Begin STORED ROWS

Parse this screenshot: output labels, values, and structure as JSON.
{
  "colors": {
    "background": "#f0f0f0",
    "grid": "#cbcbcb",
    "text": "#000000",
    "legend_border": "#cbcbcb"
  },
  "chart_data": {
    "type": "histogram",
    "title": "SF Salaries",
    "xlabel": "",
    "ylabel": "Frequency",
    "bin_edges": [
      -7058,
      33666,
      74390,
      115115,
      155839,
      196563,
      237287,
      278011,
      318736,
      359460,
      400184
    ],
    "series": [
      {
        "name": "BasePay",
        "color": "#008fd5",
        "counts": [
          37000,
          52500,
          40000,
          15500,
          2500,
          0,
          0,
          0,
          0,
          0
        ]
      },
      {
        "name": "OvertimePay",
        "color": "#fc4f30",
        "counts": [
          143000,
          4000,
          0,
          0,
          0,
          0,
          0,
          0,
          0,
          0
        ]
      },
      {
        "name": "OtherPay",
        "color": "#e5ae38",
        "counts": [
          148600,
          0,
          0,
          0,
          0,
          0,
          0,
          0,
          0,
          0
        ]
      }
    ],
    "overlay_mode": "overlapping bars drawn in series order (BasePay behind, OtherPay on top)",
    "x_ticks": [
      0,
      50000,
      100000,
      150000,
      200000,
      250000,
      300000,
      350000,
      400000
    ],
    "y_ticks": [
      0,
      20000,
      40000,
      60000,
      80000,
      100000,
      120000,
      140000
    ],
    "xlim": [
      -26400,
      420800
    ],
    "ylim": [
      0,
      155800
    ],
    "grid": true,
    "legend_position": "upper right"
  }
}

End STORED ROWS
Begin STORED ROWS

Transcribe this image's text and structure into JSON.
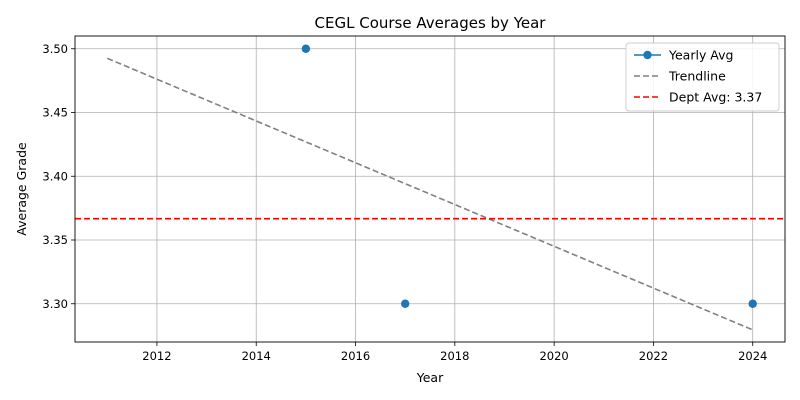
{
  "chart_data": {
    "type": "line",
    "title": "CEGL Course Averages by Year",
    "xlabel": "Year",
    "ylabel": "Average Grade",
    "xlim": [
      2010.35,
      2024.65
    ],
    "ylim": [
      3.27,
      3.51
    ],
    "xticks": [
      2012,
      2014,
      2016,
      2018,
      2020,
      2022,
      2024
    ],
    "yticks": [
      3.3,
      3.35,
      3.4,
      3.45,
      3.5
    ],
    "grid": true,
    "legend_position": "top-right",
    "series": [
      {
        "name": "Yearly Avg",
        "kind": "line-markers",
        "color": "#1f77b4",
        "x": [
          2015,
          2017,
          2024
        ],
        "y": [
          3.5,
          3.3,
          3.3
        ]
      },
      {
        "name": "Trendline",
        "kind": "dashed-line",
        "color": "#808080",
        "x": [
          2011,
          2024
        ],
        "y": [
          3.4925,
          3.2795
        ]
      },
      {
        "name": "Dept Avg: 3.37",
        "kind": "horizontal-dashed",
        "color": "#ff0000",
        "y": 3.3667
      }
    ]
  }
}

End STORED ROWS

REQUIREMENT —
Find all lines with "name" in them and copy each one.

EXERCISE RESPONSE —
        "name": "BasePay",
        "name": "OvertimePay",
        "name": "OtherPay",
        "name": "Yearly Avg",
        "name": "Trendline",
        "name": "Dept Avg: 3.37",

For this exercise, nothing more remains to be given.